Figure dataset records:

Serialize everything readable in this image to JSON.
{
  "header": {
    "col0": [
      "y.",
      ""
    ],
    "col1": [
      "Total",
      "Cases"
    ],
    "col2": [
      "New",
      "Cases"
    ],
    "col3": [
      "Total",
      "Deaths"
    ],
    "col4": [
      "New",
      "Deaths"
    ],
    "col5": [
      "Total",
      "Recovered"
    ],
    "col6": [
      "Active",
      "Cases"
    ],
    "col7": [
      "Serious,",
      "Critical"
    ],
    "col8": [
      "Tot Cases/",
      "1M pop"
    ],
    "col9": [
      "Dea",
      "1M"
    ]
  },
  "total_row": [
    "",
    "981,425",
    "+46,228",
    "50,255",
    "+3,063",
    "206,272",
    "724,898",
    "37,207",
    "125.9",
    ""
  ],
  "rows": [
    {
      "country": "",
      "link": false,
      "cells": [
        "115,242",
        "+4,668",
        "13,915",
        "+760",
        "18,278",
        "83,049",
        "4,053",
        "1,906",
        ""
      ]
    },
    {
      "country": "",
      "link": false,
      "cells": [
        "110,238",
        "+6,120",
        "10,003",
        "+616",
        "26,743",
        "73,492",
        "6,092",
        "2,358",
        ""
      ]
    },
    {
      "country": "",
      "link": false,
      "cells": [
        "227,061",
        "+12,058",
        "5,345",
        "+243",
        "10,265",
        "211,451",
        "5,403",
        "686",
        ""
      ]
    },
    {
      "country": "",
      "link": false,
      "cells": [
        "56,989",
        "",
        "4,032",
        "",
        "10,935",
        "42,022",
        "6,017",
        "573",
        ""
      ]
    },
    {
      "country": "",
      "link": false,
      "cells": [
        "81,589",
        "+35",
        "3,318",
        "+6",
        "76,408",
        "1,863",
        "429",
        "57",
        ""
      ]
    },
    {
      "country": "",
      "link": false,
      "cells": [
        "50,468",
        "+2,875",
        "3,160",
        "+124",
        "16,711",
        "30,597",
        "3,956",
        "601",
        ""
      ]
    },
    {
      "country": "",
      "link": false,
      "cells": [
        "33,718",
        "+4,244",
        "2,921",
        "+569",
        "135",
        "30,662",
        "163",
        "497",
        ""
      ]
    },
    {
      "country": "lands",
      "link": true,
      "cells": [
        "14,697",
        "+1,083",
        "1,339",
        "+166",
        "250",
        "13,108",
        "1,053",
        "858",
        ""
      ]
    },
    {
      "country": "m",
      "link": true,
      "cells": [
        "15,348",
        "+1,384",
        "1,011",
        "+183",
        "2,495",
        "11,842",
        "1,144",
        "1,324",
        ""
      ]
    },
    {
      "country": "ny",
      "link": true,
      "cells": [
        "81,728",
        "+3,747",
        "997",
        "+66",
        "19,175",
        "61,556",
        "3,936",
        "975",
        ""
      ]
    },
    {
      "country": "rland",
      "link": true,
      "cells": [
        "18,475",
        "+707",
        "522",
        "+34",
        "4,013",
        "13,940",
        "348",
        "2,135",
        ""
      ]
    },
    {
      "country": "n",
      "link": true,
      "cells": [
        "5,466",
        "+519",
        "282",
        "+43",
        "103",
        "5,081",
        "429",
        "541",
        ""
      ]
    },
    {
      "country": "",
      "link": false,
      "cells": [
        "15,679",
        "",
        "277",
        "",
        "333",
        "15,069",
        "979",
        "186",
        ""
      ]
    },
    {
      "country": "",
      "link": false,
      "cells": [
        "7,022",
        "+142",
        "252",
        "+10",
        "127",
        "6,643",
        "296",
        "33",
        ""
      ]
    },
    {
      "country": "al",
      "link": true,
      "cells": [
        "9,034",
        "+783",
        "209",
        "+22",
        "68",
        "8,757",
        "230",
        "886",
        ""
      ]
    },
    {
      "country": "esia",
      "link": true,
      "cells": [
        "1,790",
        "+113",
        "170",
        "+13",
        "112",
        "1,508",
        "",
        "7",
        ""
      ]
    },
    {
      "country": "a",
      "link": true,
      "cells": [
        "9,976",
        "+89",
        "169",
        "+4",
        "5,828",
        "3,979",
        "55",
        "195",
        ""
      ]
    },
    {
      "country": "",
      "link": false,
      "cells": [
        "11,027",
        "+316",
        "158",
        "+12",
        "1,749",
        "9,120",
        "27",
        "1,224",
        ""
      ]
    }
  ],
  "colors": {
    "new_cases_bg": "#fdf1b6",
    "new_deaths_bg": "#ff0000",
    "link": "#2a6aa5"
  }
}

PROBLEM STATEMENT: All of the material above needs to be retyped word for word.

ANSWER BELOW:
Serialize everything readable in this image to JSON.
{
  "header": {
    "col0": [
      "y.",
      ""
    ],
    "col1": [
      "Total",
      "Cases"
    ],
    "col2": [
      "New",
      "Cases"
    ],
    "col3": [
      "Total",
      "Deaths"
    ],
    "col4": [
      "New",
      "Deaths"
    ],
    "col5": [
      "Total",
      "Recovered"
    ],
    "col6": [
      "Active",
      "Cases"
    ],
    "col7": [
      "Serious,",
      "Critical"
    ],
    "col8": [
      "Tot Cases/",
      "1M pop"
    ],
    "col9": [
      "Dea",
      "1M"
    ]
  },
  "total_row": [
    "",
    "981,425",
    "+46,228",
    "50,255",
    "+3,063",
    "206,272",
    "724,898",
    "37,207",
    "125.9",
    ""
  ],
  "rows": [
    {
      "country": "",
      "link": false,
      "cells": [
        "115,242",
        "+4,668",
        "13,915",
        "+760",
        "18,278",
        "83,049",
        "4,053",
        "1,906",
        ""
      ]
    },
    {
      "country": "",
      "link": false,
      "cells": [
        "110,238",
        "+6,120",
        "10,003",
        "+616",
        "26,743",
        "73,492",
        "6,092",
        "2,358",
        ""
      ]
    },
    {
      "country": "",
      "link": false,
      "cells": [
        "227,061",
        "+12,058",
        "5,345",
        "+243",
        "10,265",
        "211,451",
        "5,403",
        "686",
        ""
      ]
    },
    {
      "country": "",
      "link": false,
      "cells": [
        "56,989",
        "",
        "4,032",
        "",
        "10,935",
        "42,022",
        "6,017",
        "573",
        ""
      ]
    },
    {
      "country": "",
      "link": false,
      "cells": [
        "81,589",
        "+35",
        "3,318",
        "+6",
        "76,408",
        "1,863",
        "429",
        "57",
        ""
      ]
    },
    {
      "country": "",
      "link": false,
      "cells": [
        "50,468",
        "+2,875",
        "3,160",
        "+124",
        "16,711",
        "30,597",
        "3,956",
        "601",
        ""
      ]
    },
    {
      "country": "",
      "link": false,
      "cells": [
        "33,718",
        "+4,244",
        "2,921",
        "+569",
        "135",
        "30,662",
        "163",
        "497",
        ""
      ]
    },
    {
      "country": "lands",
      "link": true,
      "cells": [
        "14,697",
        "+1,083",
        "1,339",
        "+166",
        "250",
        "13,108",
        "1,053",
        "858",
        ""
      ]
    },
    {
      "country": "m",
      "link": true,
      "cells": [
        "15,348",
        "+1,384",
        "1,011",
        "+183",
        "2,495",
        "11,842",
        "1,144",
        "1,324",
        ""
      ]
    },
    {
      "country": "ny",
      "link": true,
      "cells": [
        "81,728",
        "+3,747",
        "997",
        "+66",
        "19,175",
        "61,556",
        "3,936",
        "975",
        ""
      ]
    },
    {
      "country": "rland",
      "link": true,
      "cells": [
        "18,475",
        "+707",
        "522",
        "+34",
        "4,013",
        "13,940",
        "348",
        "2,135",
        ""
      ]
    },
    {
      "country": "n",
      "link": true,
      "cells": [
        "5,466",
        "+519",
        "282",
        "+43",
        "103",
        "5,081",
        "429",
        "541",
        ""
      ]
    },
    {
      "country": "",
      "link": false,
      "cells": [
        "15,679",
        "",
        "277",
        "",
        "333",
        "15,069",
        "979",
        "186",
        ""
      ]
    },
    {
      "country": "",
      "link": false,
      "cells": [
        "7,022",
        "+142",
        "252",
        "+10",
        "127",
        "6,643",
        "296",
        "33",
        ""
      ]
    },
    {
      "country": "al",
      "link": true,
      "cells": [
        "9,034",
        "+783",
        "209",
        "+22",
        "68",
        "8,757",
        "230",
        "886",
        ""
      ]
    },
    {
      "country": "esia",
      "link": true,
      "cells": [
        "1,790",
        "+113",
        "170",
        "+13",
        "112",
        "1,508",
        "",
        "7",
        ""
      ]
    },
    {
      "country": "a",
      "link": true,
      "cells": [
        "9,976",
        "+89",
        "169",
        "+4",
        "5,828",
        "3,979",
        "55",
        "195",
        ""
      ]
    },
    {
      "country": "",
      "link": false,
      "cells": [
        "11,027",
        "+316",
        "158",
        "+12",
        "1,749",
        "9,120",
        "27",
        "1,224",
        ""
      ]
    }
  ],
  "colors": {
    "new_cases_bg": "#fdf1b6",
    "new_deaths_bg": "#ff0000",
    "link": "#2a6aa5"
  }
}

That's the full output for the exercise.